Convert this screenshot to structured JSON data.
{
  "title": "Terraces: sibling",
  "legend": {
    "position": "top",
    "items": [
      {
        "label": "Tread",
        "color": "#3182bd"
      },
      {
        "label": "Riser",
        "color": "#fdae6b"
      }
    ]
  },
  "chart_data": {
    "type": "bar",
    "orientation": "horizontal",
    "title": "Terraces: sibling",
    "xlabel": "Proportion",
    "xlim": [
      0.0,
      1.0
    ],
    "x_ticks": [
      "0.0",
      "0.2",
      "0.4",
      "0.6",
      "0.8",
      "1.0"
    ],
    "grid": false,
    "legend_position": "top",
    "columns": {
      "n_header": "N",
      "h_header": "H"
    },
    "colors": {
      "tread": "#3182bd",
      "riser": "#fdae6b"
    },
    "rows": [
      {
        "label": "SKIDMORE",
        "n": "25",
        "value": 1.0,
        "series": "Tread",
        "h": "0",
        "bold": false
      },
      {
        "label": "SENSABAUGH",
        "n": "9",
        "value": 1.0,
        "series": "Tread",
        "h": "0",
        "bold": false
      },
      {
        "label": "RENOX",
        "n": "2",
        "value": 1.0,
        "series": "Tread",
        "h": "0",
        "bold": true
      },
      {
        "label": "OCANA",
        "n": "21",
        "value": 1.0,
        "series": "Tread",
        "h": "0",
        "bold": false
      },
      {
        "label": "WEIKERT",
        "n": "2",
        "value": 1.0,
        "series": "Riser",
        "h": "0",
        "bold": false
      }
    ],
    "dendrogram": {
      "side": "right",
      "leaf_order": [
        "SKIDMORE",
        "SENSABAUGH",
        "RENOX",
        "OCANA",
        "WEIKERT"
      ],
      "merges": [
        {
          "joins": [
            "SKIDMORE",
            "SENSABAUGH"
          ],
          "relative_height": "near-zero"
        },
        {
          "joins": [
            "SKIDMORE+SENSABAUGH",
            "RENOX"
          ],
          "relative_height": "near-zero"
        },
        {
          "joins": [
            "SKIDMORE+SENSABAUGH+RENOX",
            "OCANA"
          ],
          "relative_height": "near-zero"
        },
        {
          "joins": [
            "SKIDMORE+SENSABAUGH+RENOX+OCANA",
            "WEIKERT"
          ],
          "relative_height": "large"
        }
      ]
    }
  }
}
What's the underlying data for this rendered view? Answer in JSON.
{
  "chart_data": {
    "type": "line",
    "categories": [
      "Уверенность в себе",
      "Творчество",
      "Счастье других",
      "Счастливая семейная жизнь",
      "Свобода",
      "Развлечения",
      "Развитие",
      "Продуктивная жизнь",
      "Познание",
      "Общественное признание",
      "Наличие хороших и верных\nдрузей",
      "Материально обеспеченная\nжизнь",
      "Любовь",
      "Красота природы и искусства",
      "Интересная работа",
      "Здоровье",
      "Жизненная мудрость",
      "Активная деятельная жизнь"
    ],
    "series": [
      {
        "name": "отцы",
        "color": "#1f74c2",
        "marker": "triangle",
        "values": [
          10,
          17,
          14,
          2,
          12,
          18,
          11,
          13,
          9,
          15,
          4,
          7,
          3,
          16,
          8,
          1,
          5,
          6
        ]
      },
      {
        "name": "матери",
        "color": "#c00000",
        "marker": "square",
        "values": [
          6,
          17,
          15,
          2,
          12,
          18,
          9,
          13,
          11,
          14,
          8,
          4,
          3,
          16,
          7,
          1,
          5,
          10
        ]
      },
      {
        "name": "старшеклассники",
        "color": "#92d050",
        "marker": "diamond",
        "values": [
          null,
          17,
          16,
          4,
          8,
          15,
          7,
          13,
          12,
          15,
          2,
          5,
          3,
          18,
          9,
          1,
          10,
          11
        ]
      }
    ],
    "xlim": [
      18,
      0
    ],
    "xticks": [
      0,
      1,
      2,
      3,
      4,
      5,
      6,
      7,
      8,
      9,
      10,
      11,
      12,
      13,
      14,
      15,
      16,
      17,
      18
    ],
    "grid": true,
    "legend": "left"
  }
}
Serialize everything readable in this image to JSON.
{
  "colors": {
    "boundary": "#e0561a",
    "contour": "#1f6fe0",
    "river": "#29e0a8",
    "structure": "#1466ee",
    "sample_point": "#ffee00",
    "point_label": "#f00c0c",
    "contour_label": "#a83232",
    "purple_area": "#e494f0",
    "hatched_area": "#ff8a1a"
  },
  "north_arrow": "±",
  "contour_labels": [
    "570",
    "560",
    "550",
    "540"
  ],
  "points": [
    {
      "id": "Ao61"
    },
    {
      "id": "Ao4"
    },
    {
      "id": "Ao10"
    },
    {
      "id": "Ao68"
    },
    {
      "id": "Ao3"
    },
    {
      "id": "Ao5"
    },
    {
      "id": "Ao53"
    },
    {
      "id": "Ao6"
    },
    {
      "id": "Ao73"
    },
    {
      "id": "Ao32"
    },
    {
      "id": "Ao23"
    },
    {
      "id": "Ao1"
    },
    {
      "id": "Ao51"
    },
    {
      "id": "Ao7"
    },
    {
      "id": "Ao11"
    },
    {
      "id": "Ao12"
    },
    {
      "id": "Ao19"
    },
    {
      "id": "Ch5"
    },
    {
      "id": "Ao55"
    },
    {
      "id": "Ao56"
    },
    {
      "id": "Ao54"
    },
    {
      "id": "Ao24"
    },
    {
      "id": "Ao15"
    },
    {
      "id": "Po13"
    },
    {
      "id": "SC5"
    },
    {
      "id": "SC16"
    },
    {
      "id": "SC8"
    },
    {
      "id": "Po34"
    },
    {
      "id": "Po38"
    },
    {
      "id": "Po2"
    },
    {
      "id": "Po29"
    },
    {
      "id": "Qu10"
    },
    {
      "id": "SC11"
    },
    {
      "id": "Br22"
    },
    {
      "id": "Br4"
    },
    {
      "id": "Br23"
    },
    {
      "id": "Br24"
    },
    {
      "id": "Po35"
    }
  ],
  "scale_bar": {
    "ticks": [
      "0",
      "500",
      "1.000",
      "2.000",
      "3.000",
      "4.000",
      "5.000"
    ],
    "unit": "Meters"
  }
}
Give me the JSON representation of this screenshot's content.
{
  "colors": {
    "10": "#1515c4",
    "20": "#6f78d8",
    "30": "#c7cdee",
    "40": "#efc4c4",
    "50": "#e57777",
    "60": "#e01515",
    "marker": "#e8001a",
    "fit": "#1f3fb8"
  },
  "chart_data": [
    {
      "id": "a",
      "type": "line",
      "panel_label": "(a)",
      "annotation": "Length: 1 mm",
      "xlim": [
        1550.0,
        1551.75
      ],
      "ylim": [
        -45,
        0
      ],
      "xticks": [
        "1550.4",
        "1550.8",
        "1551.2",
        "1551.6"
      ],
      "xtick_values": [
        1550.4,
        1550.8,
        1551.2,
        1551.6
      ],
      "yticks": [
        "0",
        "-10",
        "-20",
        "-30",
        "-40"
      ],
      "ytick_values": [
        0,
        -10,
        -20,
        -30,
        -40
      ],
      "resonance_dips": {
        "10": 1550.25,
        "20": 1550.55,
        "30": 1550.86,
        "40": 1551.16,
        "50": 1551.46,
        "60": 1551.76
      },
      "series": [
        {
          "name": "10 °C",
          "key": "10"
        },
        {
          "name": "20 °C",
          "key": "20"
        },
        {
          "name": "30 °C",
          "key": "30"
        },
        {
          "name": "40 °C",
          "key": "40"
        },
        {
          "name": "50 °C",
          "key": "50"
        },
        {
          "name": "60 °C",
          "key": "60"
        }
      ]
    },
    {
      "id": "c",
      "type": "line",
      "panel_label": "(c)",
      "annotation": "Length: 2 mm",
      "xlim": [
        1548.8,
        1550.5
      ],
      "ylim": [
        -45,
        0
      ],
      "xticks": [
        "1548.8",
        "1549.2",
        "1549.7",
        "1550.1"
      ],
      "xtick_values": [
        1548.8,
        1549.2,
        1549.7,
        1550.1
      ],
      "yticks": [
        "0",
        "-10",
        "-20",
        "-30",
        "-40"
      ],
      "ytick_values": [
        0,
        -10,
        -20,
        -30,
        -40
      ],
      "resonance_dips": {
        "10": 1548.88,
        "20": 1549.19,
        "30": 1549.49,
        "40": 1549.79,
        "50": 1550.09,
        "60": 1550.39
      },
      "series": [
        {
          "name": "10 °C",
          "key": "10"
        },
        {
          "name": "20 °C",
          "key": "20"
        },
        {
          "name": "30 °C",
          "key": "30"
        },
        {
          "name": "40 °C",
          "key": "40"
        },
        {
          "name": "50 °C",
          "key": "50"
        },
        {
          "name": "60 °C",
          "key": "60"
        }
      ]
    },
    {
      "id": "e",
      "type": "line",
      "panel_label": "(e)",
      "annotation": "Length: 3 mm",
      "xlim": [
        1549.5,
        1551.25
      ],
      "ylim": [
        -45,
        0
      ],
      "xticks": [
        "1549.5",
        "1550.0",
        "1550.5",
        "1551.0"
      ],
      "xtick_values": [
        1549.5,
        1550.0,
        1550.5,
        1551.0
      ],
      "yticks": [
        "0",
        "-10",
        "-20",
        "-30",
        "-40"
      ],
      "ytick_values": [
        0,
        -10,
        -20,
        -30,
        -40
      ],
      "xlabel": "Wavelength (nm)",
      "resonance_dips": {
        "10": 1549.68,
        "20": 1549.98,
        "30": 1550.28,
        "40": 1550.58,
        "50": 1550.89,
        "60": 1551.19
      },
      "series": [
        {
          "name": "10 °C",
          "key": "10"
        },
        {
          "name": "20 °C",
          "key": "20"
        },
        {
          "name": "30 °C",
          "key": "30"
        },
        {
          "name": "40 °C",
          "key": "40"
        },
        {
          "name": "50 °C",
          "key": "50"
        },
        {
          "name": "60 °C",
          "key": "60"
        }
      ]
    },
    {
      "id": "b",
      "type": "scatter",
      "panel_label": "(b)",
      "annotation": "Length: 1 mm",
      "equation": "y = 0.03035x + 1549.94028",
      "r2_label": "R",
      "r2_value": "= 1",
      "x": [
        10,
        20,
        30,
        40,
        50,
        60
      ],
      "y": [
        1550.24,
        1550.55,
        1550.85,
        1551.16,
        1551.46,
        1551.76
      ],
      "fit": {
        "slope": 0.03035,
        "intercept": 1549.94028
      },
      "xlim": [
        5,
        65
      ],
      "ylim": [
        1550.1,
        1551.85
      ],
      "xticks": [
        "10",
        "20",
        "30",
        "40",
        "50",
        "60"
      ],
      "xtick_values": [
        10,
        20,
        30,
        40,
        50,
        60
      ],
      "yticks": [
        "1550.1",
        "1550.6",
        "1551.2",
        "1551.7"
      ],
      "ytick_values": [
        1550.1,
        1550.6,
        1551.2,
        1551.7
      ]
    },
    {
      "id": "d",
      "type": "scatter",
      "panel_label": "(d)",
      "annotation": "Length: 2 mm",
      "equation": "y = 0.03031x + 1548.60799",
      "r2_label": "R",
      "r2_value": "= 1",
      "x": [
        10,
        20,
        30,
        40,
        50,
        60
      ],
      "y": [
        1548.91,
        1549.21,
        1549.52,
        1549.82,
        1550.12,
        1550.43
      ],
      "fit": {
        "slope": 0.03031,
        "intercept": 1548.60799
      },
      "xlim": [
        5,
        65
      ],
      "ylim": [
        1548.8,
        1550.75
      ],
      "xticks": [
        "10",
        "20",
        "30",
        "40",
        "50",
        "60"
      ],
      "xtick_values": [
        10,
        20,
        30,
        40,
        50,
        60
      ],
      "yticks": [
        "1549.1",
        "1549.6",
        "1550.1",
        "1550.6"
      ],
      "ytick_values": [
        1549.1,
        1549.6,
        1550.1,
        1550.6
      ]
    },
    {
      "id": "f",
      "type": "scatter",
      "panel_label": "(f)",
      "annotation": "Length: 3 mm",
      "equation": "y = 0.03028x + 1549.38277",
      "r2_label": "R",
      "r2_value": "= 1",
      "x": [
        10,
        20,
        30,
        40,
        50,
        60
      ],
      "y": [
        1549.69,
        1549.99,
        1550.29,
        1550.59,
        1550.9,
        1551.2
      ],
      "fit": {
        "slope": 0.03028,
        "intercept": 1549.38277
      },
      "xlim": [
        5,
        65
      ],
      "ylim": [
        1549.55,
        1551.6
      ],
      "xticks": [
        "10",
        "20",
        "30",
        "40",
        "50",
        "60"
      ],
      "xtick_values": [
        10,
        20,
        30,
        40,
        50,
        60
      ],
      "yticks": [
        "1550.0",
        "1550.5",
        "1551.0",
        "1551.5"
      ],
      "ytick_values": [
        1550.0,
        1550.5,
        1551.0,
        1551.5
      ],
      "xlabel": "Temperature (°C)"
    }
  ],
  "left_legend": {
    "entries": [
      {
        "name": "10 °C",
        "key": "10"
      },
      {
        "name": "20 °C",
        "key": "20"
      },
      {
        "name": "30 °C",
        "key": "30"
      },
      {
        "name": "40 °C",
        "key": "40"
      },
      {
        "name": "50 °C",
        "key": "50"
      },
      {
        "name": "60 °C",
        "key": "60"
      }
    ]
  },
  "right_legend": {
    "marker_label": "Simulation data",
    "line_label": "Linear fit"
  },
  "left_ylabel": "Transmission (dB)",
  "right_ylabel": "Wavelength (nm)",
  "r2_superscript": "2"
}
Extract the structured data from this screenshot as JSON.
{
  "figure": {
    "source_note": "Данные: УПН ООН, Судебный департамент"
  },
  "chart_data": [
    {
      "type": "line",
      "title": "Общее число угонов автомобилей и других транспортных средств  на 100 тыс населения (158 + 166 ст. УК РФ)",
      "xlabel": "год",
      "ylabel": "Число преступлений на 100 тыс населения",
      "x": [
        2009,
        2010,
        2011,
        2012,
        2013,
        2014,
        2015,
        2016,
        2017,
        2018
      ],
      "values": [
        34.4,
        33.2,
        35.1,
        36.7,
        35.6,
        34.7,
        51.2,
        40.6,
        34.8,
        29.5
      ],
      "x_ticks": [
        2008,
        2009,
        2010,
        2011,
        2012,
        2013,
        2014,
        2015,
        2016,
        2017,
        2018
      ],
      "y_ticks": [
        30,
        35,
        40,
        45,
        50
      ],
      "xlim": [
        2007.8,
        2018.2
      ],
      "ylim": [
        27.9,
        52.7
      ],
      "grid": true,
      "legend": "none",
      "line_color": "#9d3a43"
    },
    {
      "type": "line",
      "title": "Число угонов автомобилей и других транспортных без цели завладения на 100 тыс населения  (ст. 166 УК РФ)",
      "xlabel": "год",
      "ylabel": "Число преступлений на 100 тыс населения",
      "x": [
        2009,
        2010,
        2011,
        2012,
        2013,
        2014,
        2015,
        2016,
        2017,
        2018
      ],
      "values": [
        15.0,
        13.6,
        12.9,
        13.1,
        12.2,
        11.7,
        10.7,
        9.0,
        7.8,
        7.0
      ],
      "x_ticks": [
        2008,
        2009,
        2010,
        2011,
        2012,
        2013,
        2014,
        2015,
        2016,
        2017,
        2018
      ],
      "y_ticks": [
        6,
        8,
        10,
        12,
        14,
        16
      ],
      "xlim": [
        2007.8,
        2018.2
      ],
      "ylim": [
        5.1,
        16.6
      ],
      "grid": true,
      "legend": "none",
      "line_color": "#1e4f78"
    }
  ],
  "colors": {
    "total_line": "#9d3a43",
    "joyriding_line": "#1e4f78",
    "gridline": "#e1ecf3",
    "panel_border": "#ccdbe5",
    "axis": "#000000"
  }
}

§ **Task to complete**
Every line containing the string "sibling" must be listed.

§ **Full output**
  "title": "Terraces: sibling",
    "title": "Terraces: sibling",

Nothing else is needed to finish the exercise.